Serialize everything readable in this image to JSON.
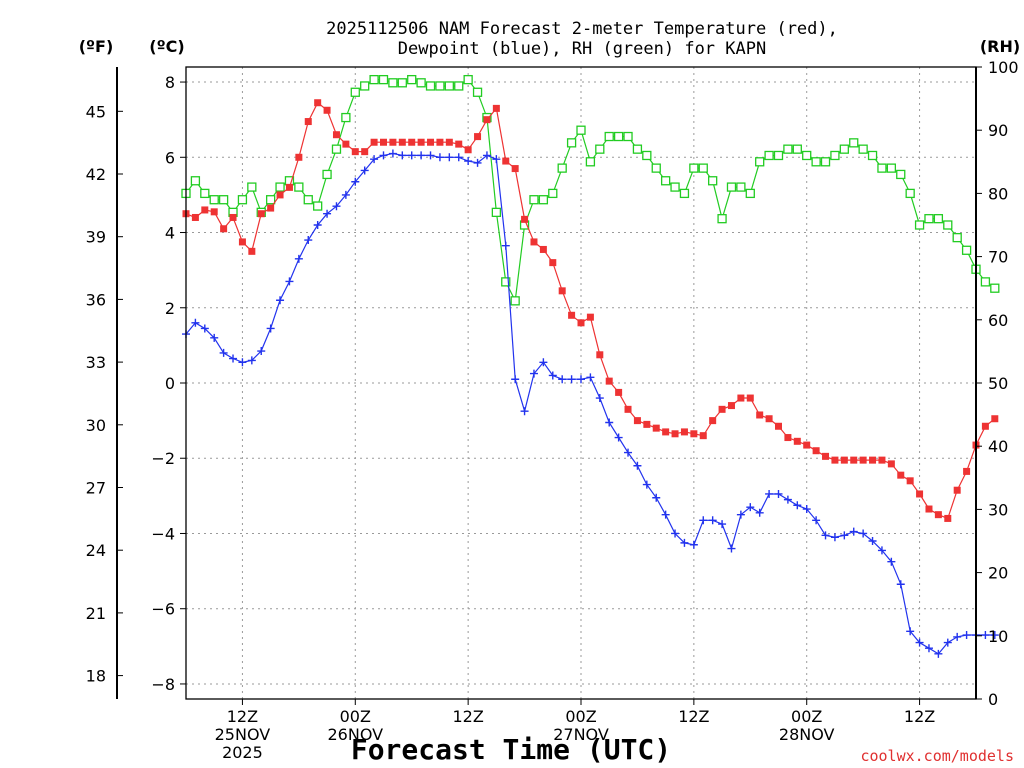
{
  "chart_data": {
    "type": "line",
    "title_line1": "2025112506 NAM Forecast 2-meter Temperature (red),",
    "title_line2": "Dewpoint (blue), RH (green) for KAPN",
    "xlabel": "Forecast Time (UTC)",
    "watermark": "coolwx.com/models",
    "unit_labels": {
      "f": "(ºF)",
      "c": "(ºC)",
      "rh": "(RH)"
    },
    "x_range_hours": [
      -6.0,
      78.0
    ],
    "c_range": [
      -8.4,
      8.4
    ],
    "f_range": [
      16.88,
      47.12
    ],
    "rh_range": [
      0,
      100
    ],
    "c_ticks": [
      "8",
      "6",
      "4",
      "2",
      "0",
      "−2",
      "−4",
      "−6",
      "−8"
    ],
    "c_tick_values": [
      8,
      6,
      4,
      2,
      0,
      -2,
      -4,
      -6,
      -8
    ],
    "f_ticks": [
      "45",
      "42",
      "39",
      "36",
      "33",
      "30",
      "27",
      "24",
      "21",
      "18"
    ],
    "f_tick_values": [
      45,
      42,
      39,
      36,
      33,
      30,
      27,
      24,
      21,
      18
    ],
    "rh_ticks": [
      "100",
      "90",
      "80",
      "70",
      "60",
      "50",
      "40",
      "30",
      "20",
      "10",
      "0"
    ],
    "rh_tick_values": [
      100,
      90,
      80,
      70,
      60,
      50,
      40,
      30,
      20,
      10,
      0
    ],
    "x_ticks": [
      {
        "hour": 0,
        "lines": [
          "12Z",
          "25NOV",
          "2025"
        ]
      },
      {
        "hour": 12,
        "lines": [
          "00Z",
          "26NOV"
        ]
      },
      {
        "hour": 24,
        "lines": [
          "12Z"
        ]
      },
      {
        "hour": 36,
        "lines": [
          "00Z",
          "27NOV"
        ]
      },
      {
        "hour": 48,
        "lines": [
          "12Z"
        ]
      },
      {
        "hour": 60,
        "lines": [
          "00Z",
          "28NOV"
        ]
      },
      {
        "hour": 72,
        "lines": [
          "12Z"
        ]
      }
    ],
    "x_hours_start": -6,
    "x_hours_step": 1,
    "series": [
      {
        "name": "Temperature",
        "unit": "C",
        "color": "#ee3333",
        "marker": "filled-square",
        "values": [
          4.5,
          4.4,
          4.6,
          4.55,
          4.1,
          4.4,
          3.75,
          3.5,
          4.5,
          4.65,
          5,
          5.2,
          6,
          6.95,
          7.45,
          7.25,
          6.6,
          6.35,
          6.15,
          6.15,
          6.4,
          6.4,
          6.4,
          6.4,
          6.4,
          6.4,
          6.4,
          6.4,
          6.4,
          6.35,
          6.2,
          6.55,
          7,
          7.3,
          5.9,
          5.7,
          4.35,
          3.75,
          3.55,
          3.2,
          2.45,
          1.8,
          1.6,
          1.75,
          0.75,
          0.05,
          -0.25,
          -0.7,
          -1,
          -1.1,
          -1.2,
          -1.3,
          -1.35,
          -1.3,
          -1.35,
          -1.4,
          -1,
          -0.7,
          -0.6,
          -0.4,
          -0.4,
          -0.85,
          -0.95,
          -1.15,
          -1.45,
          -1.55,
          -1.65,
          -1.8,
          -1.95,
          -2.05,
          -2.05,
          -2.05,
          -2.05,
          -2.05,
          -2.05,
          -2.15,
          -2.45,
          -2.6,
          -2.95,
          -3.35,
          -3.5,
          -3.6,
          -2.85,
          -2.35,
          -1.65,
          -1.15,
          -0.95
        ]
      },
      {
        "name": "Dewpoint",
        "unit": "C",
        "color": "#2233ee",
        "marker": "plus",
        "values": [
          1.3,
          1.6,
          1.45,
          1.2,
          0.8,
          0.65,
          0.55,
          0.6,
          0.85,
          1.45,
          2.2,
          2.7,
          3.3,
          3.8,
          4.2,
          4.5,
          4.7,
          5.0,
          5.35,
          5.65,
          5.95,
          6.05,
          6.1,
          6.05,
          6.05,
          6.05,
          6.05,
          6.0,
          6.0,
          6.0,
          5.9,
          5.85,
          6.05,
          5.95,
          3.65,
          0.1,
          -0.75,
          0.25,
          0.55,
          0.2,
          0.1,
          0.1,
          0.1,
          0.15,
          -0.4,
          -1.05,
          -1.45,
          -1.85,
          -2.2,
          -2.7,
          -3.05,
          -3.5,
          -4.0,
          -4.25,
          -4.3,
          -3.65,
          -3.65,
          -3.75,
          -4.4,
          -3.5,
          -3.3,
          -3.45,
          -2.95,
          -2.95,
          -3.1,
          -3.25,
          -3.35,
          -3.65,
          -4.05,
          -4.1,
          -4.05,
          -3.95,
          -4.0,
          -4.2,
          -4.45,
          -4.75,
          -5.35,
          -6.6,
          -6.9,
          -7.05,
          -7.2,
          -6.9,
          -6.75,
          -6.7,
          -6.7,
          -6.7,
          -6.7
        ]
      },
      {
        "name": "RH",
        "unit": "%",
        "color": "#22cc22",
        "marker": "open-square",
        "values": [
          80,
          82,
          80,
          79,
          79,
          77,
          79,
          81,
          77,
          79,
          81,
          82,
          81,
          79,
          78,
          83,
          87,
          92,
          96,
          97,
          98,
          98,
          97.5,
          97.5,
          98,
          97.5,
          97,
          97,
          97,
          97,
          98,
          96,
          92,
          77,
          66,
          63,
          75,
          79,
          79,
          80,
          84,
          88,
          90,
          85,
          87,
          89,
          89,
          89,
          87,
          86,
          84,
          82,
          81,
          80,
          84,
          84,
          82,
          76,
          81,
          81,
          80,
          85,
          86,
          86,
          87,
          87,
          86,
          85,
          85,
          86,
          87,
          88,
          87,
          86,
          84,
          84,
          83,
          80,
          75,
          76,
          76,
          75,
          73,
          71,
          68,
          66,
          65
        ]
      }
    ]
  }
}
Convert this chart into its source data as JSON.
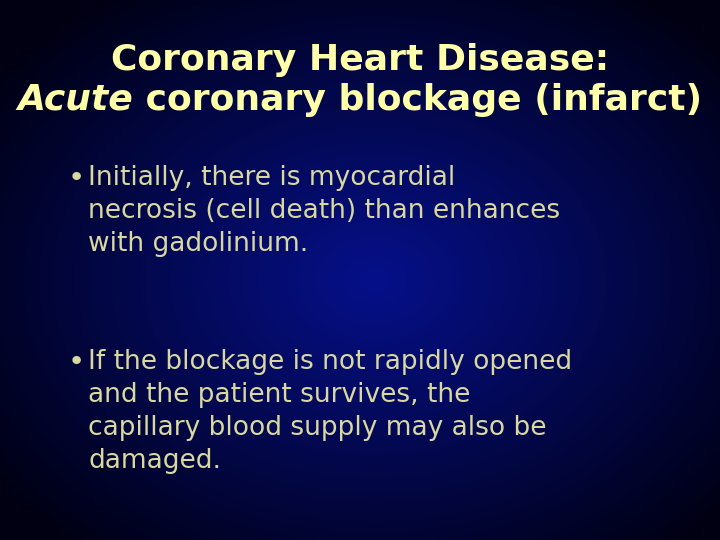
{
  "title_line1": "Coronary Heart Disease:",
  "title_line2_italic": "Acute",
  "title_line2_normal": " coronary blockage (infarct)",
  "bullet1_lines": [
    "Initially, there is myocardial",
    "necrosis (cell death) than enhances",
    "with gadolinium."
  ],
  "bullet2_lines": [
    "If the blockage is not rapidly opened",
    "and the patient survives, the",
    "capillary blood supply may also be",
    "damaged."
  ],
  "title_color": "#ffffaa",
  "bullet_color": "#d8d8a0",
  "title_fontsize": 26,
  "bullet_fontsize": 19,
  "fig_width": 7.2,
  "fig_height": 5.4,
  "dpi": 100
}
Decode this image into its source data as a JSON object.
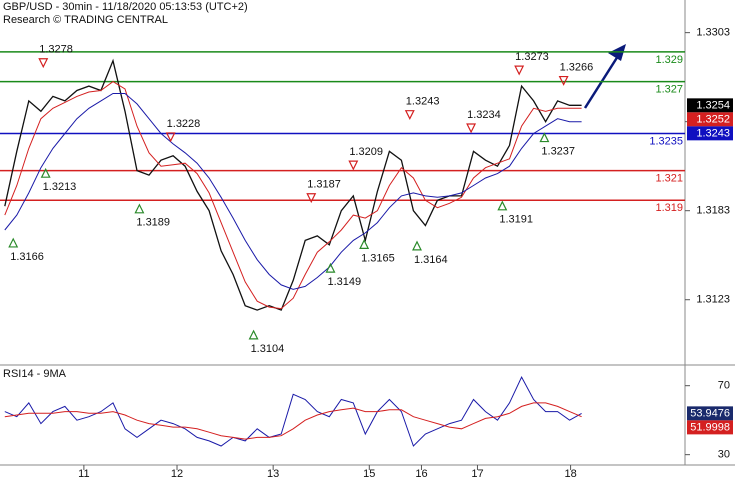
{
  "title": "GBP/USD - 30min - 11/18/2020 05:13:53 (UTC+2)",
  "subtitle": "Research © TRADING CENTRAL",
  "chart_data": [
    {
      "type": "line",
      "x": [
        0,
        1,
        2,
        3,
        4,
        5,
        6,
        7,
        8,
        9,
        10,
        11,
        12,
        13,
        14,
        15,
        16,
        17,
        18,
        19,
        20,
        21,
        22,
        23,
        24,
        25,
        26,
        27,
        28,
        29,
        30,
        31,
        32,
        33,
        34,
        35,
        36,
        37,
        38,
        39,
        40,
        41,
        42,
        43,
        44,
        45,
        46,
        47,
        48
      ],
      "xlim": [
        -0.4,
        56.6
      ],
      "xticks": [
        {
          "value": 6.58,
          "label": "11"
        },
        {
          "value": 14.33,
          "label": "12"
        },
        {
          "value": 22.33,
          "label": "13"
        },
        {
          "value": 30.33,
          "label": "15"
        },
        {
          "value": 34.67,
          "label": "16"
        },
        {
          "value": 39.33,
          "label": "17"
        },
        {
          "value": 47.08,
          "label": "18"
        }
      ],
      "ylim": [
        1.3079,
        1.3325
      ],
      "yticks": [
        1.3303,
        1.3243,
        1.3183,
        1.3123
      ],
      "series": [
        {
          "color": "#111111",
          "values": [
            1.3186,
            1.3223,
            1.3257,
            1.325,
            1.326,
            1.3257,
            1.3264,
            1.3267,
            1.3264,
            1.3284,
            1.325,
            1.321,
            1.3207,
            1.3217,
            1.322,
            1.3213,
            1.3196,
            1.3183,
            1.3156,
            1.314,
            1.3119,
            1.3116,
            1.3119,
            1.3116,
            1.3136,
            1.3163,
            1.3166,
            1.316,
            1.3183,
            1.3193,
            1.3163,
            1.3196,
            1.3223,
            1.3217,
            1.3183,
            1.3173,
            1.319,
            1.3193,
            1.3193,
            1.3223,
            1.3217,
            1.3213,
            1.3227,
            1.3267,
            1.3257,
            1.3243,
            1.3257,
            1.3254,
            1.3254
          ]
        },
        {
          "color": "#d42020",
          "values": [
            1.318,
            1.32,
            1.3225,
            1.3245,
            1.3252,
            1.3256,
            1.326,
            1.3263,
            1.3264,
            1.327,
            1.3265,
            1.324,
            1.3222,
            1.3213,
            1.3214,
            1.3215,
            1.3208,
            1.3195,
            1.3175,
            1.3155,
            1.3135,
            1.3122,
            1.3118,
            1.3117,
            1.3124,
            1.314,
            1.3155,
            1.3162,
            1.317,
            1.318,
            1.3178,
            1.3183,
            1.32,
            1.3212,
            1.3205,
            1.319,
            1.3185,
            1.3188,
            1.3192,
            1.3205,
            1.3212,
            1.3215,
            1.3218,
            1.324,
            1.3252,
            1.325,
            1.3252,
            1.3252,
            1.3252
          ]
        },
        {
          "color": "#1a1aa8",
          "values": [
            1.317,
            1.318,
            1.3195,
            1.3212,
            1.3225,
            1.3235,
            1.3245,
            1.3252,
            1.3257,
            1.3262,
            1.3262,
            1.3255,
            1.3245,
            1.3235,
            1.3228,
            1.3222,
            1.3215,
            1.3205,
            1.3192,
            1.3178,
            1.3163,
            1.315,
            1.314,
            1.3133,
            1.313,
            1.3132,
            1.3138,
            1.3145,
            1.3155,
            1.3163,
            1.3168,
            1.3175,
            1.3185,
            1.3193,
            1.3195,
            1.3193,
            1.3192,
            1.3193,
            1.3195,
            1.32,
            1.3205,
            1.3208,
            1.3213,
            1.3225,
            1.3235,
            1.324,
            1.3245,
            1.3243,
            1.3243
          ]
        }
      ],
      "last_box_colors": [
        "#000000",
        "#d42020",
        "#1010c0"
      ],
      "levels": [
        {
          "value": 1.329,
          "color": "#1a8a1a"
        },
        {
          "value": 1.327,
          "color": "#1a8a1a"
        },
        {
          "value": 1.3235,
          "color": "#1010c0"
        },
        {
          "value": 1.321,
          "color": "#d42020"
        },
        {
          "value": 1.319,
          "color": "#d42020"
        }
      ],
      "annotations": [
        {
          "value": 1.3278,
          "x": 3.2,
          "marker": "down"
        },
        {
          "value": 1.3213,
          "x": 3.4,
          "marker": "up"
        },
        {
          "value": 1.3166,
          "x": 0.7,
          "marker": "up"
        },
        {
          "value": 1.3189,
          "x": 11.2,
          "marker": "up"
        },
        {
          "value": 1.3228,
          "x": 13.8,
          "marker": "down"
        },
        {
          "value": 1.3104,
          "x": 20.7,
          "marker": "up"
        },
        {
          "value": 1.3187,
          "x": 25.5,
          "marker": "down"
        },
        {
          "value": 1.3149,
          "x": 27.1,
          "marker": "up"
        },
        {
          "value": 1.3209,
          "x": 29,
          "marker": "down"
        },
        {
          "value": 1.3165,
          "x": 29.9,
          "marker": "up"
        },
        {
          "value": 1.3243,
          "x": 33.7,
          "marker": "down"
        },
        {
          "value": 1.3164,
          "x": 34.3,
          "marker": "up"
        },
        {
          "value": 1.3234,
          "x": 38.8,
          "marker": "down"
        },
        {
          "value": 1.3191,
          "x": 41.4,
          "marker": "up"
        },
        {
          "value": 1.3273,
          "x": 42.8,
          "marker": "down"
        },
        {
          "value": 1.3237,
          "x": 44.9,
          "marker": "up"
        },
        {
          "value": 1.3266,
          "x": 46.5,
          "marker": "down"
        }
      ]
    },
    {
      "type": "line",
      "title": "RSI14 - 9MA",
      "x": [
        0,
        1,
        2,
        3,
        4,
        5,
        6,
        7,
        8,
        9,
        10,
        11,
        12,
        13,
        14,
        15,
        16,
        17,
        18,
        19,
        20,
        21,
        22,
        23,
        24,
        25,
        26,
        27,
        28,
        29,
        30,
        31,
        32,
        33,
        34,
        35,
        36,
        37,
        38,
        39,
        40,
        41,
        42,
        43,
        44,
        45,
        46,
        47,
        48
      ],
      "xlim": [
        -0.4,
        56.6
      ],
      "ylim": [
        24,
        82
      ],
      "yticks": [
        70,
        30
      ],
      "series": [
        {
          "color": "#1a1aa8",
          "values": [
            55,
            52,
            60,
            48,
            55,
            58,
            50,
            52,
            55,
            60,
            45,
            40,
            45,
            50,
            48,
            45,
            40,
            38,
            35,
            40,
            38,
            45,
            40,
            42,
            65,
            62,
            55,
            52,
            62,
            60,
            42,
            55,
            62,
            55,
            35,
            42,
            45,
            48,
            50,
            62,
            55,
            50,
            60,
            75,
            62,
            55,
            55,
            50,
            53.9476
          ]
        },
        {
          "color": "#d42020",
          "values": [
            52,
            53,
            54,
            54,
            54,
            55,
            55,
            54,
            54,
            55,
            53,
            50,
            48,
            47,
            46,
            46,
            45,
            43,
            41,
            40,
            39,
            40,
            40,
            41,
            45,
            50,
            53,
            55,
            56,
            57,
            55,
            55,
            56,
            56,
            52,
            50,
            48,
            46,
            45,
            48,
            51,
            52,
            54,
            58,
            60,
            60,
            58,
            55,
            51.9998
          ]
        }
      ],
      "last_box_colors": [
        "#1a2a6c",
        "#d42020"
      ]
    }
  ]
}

--------------------

State how many lines above include the word "image", and nothing more.

THE RESPONSE: 2